The exercise
The exercise asks for every line of the data to be reproduced exactly.

Material shown
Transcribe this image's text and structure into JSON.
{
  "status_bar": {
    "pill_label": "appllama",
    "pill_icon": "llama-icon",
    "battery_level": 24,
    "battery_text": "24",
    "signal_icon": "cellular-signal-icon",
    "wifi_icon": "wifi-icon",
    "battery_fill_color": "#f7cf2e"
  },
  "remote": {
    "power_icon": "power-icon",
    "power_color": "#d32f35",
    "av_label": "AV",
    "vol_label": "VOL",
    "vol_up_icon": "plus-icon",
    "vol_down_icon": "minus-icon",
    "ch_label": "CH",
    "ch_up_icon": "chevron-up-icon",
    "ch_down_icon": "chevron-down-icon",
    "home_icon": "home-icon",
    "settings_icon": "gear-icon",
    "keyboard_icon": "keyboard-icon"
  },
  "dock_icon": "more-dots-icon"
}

In response
Transcribe this image's text and structure into JSON.
{
  "status_bar": {
    "pill_label": "appllama",
    "pill_icon": "llama-icon",
    "battery_level": 24,
    "battery_text": "24",
    "signal_icon": "cellular-signal-icon",
    "wifi_icon": "wifi-icon",
    "battery_fill_color": "#f7cf2e"
  },
  "remote": {
    "power_icon": "power-icon",
    "power_color": "#d32f35",
    "av_label": "AV",
    "vol_label": "VOL",
    "vol_up_icon": "plus-icon",
    "vol_down_icon": "minus-icon",
    "ch_label": "CH",
    "ch_up_icon": "chevron-up-icon",
    "ch_down_icon": "chevron-down-icon",
    "home_icon": "home-icon",
    "settings_icon": "gear-icon",
    "keyboard_icon": "keyboard-icon"
  },
  "dock_icon": "more-dots-icon"
}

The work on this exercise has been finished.